▶ REQUIREMENTS:
Wherever a line holds the string "object", copy that line.

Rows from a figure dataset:
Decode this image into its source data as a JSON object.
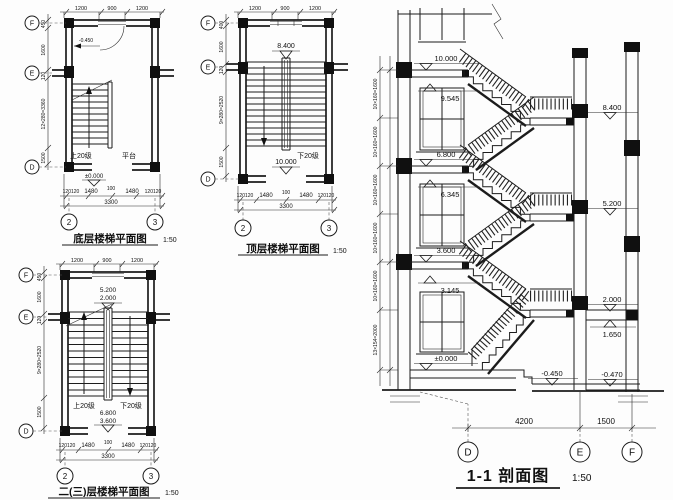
{
  "plans": {
    "ground": {
      "caption": "底层楼梯平面图",
      "scale": "1:50",
      "dims_top": [
        "1200",
        "900",
        "1200"
      ],
      "dims_left": [
        "450",
        "1600",
        "120",
        "12×280=3360",
        "1500"
      ],
      "dims_bottom": [
        "120120",
        "1480",
        "100",
        "1480",
        "120120"
      ],
      "dim_total": "3300",
      "axes_left": [
        "F",
        "E",
        "D"
      ],
      "axes_bottom": [
        "2",
        "3"
      ],
      "label_up": "上20级",
      "label_landing": "平台",
      "level_zero": "±0.000",
      "level_entry": "-0.450"
    },
    "top": {
      "caption": "顶层楼梯平面图",
      "scale": "1:50",
      "dims_top": [
        "1200",
        "900",
        "1200"
      ],
      "dims_left": [
        "400",
        "1600",
        "120",
        "9×280=2520",
        "1500"
      ],
      "dims_bottom": [
        "120120",
        "1480",
        "100",
        "1480",
        "120120"
      ],
      "dim_total": "3300",
      "axes_left": [
        "F",
        "E",
        "D"
      ],
      "axes_bottom": [
        "2",
        "3"
      ],
      "label_down": "下20级",
      "level_landing": "8.400",
      "level_floor": "10.000"
    },
    "middle": {
      "caption": "二(三)层楼梯平面图",
      "scale": "1:50",
      "dims_top": [
        "1200",
        "900",
        "1200"
      ],
      "dims_left": [
        "450",
        "1600",
        "120",
        "9×280=2520",
        "1500"
      ],
      "dims_bottom": [
        "120120",
        "1480",
        "100",
        "1480",
        "120120"
      ],
      "dim_total": "3300",
      "axes_left": [
        "F",
        "E",
        "D"
      ],
      "axes_bottom": [
        "2",
        "3"
      ],
      "label_up": "上20级",
      "label_down": "下20级",
      "levels_top": [
        "5.200",
        "2.000"
      ],
      "levels_bottom": [
        "6.800",
        "3.600"
      ]
    }
  },
  "section": {
    "caption": "1-1 剖面图",
    "scale": "1:50",
    "levels_left": [
      "10.000",
      "9.545",
      "6.800",
      "6.345",
      "3.600",
      "3.145",
      "±0.000"
    ],
    "levels_right": [
      "8.400",
      "5.200",
      "2.000",
      "1.650",
      "-0.470"
    ],
    "level_outdoor": "-0.450",
    "dims_left": [
      "10×160=1600",
      "10×160=1600",
      "10×160=1600",
      "10×160=1600",
      "10×160=1600",
      "13×154=2000"
    ],
    "dims_bottom": [
      "4200",
      "1500"
    ],
    "axes": [
      "D",
      "E",
      "F"
    ]
  }
}
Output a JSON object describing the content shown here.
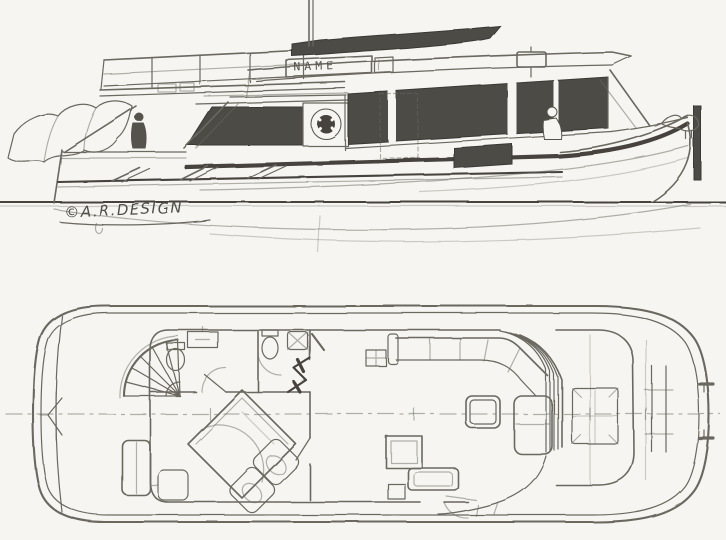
{
  "colors": {
    "paper": "#f6f5f1",
    "pencil": "#6a675f",
    "pencil_dark": "#46433e",
    "shade_fill": "#4e4b45"
  },
  "profile": {
    "name_plate": "NAME",
    "signature": "©A.R.DESIGN"
  }
}
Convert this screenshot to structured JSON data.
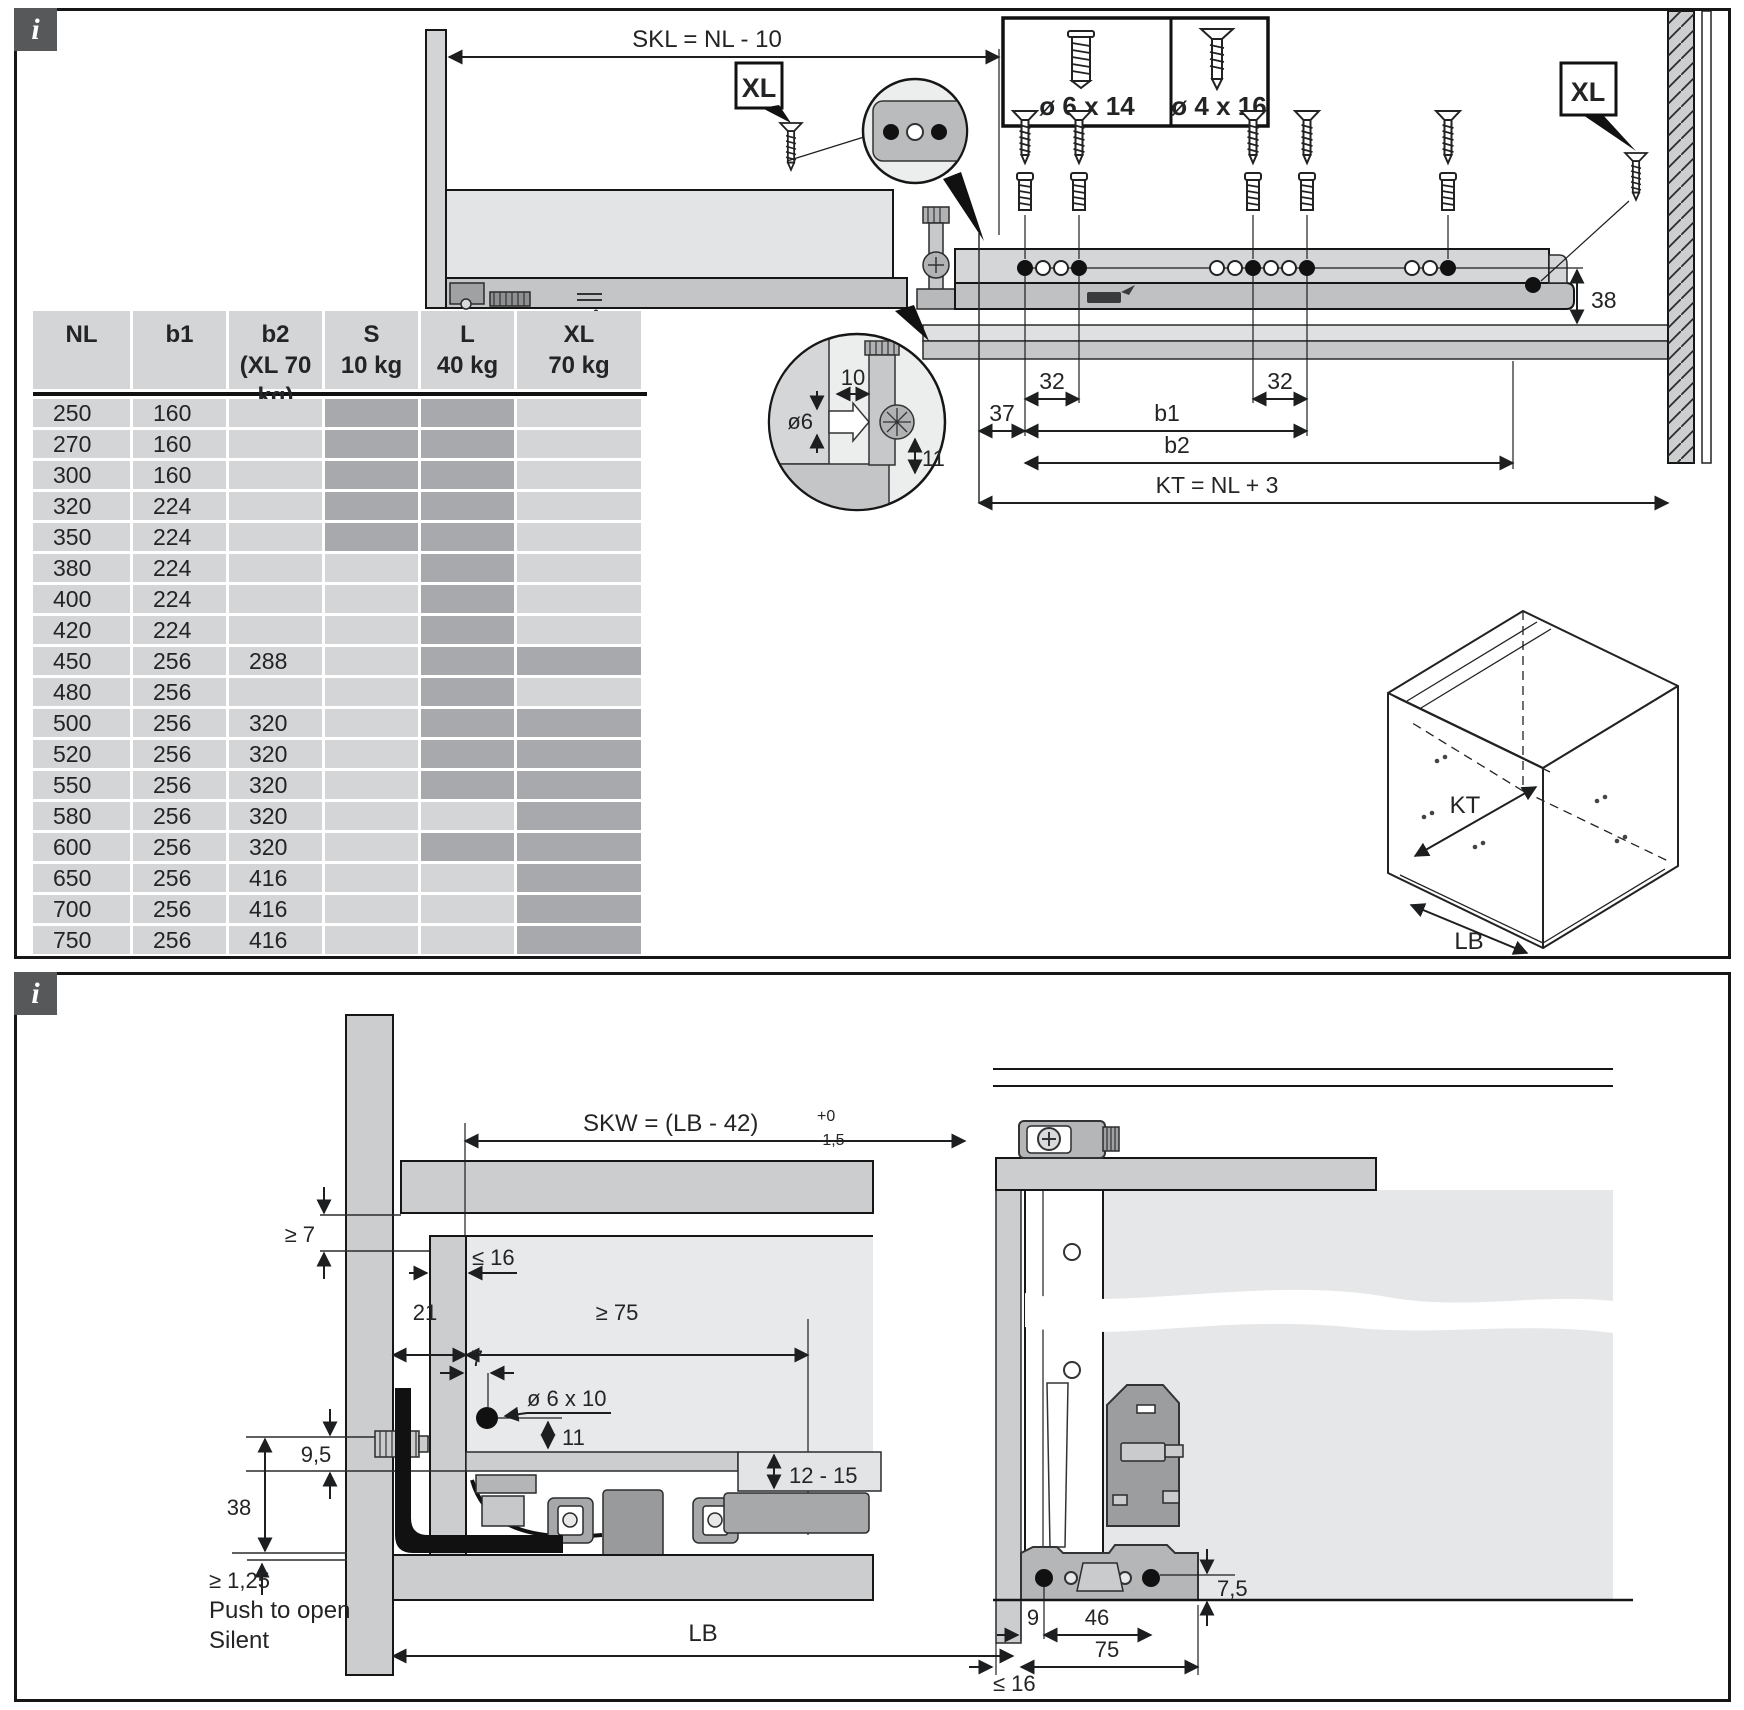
{
  "theme": {
    "cell_light": "#d3d5d7",
    "cell_dark": "#a7a9ac",
    "panel_gray": "#cbcdcf",
    "light_gray": "#e6e7e8",
    "badge_gray": "#57585a"
  },
  "top_panel": {
    "info_icon": "i",
    "table": {
      "headers": [
        {
          "l1": "NL",
          "l2": ""
        },
        {
          "l1": "b1",
          "l2": ""
        },
        {
          "l1": "b2",
          "l2": "(XL 70 kg)"
        },
        {
          "l1": "S",
          "l2": "10 kg"
        },
        {
          "l1": "L",
          "l2": "40 kg"
        },
        {
          "l1": "XL",
          "l2": "70 kg"
        }
      ],
      "rows": [
        {
          "nl": "250",
          "b1": "160",
          "b2": "",
          "s": true,
          "l": true,
          "xl": false
        },
        {
          "nl": "270",
          "b1": "160",
          "b2": "",
          "s": true,
          "l": true,
          "xl": false
        },
        {
          "nl": "300",
          "b1": "160",
          "b2": "",
          "s": true,
          "l": true,
          "xl": false
        },
        {
          "nl": "320",
          "b1": "224",
          "b2": "",
          "s": true,
          "l": true,
          "xl": false
        },
        {
          "nl": "350",
          "b1": "224",
          "b2": "",
          "s": true,
          "l": true,
          "xl": false
        },
        {
          "nl": "380",
          "b1": "224",
          "b2": "",
          "s": false,
          "l": true,
          "xl": false
        },
        {
          "nl": "400",
          "b1": "224",
          "b2": "",
          "s": false,
          "l": true,
          "xl": false
        },
        {
          "nl": "420",
          "b1": "224",
          "b2": "",
          "s": false,
          "l": true,
          "xl": false
        },
        {
          "nl": "450",
          "b1": "256",
          "b2": "288",
          "s": false,
          "l": true,
          "xl": true
        },
        {
          "nl": "480",
          "b1": "256",
          "b2": "",
          "s": false,
          "l": true,
          "xl": false
        },
        {
          "nl": "500",
          "b1": "256",
          "b2": "320",
          "s": false,
          "l": true,
          "xl": true
        },
        {
          "nl": "520",
          "b1": "256",
          "b2": "320",
          "s": false,
          "l": true,
          "xl": true
        },
        {
          "nl": "550",
          "b1": "256",
          "b2": "320",
          "s": false,
          "l": true,
          "xl": true
        },
        {
          "nl": "580",
          "b1": "256",
          "b2": "320",
          "s": false,
          "l": false,
          "xl": true
        },
        {
          "nl": "600",
          "b1": "256",
          "b2": "320",
          "s": false,
          "l": true,
          "xl": true
        },
        {
          "nl": "650",
          "b1": "256",
          "b2": "416",
          "s": false,
          "l": false,
          "xl": true
        },
        {
          "nl": "700",
          "b1": "256",
          "b2": "416",
          "s": false,
          "l": false,
          "xl": true
        },
        {
          "nl": "750",
          "b1": "256",
          "b2": "416",
          "s": false,
          "l": false,
          "xl": true
        }
      ]
    },
    "drawer_view": {
      "skl_formula": "SKL = NL - 10",
      "xl_label": "XL"
    },
    "rail_view": {
      "screw_box": {
        "left": "ø 6 x 14",
        "right": "ø 4 x 16"
      },
      "xl_label": "XL",
      "dim_38": "38",
      "dim_37": "37",
      "dim_32_left": "32",
      "dim_32_right": "32",
      "dim_b1": "b1",
      "dim_b2": "b2",
      "kt_formula": "KT = NL + 3"
    },
    "detail_view": {
      "dim_10": "10",
      "dim_dia6": "ø6",
      "dim_11": "11"
    },
    "cabinet_view": {
      "kt": "KT",
      "lb": "LB"
    }
  },
  "bottom_panel": {
    "info_icon": "i",
    "side_view": {
      "skw_formula": "SKW = (LB - 42)",
      "skw_tol_plus": "+0",
      "skw_tol_minus": "-1,5",
      "dim_ge7": "≥ 7",
      "dim_le16": "≤ 16",
      "dim_21": "21",
      "dim_ge75": "≥ 75",
      "dim_7": "7",
      "hole_label": "ø 6 x 10",
      "dim_11": "11",
      "dim_9_5": "9,5",
      "dim_38": "38",
      "dim_ge125": "≥ 1,25",
      "feature_1": "Push to open",
      "feature_2": "Silent",
      "dim_12_15": "12 - 15",
      "dim_lb": "LB"
    },
    "rear_view": {
      "dim_7_5": "7,5",
      "dim_9": "9",
      "dim_46": "46",
      "dim_75": "75",
      "dim_le16": "≤ 16"
    }
  }
}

▶ REPLY TO THE EXERCISE:
Decode this image into its source data as a JSON object.
Output a JSON object describing the content shown here.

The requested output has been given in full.